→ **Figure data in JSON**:
- - -

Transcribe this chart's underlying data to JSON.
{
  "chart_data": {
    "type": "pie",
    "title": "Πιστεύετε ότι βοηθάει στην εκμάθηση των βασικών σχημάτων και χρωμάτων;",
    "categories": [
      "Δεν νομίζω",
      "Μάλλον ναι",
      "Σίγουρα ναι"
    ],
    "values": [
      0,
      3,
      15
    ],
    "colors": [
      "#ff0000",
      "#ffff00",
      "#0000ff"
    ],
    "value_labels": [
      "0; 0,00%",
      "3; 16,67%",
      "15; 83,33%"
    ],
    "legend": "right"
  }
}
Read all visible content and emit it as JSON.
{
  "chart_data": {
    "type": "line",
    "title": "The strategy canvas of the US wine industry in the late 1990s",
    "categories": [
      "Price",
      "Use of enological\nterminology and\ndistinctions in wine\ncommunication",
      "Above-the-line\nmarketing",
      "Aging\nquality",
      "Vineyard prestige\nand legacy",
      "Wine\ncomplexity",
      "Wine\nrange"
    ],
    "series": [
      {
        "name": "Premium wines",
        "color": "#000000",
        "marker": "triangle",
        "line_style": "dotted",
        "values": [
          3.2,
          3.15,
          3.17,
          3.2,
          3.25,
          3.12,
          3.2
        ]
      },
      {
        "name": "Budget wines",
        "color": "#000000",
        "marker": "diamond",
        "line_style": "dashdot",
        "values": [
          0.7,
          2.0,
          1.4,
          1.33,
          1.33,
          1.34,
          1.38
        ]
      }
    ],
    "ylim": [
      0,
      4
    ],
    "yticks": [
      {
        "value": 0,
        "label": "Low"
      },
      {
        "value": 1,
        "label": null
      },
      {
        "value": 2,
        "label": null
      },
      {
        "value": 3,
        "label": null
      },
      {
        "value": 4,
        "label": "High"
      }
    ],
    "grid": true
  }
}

- - -

→ **What is asked**:
Extract the full listing above without alteration.

→ **The completed task**:
Transcribe this chart's underlying data to JSON.
{
  "chart_data": {
    "type": "pie",
    "title": "Πιστεύετε ότι βοηθάει στην εκμάθηση των βασικών σχημάτων και χρωμάτων;",
    "categories": [
      "Δεν νομίζω",
      "Μάλλον ναι",
      "Σίγουρα ναι"
    ],
    "values": [
      0,
      3,
      15
    ],
    "colors": [
      "#ff0000",
      "#ffff00",
      "#0000ff"
    ],
    "value_labels": [
      "0; 0,00%",
      "3; 16,67%",
      "15; 83,33%"
    ],
    "legend": "right"
  }
}
Read all visible content and emit it as JSON.
{
  "chart_data": {
    "type": "line",
    "title": "The strategy canvas of the US wine industry in the late 1990s",
    "categories": [
      "Price",
      "Use of enological\nterminology and\ndistinctions in wine\ncommunication",
      "Above-the-line\nmarketing",
      "Aging\nquality",
      "Vineyard prestige\nand legacy",
      "Wine\ncomplexity",
      "Wine\nrange"
    ],
    "series": [
      {
        "name": "Premium wines",
        "color": "#000000",
        "marker": "triangle",
        "line_style": "dotted",
        "values": [
          3.2,
          3.15,
          3.17,
          3.2,
          3.25,
          3.12,
          3.2
        ]
      },
      {
        "name": "Budget wines",
        "color": "#000000",
        "marker": "diamond",
        "line_style": "dashdot",
        "values": [
          0.7,
          2.0,
          1.4,
          1.33,
          1.33,
          1.34,
          1.38
        ]
      }
    ],
    "ylim": [
      0,
      4
    ],
    "yticks": [
      {
        "value": 0,
        "label": "Low"
      },
      {
        "value": 1,
        "label": null
      },
      {
        "value": 2,
        "label": null
      },
      {
        "value": 3,
        "label": null
      },
      {
        "value": 4,
        "label": "High"
      }
    ],
    "grid": true
  }
}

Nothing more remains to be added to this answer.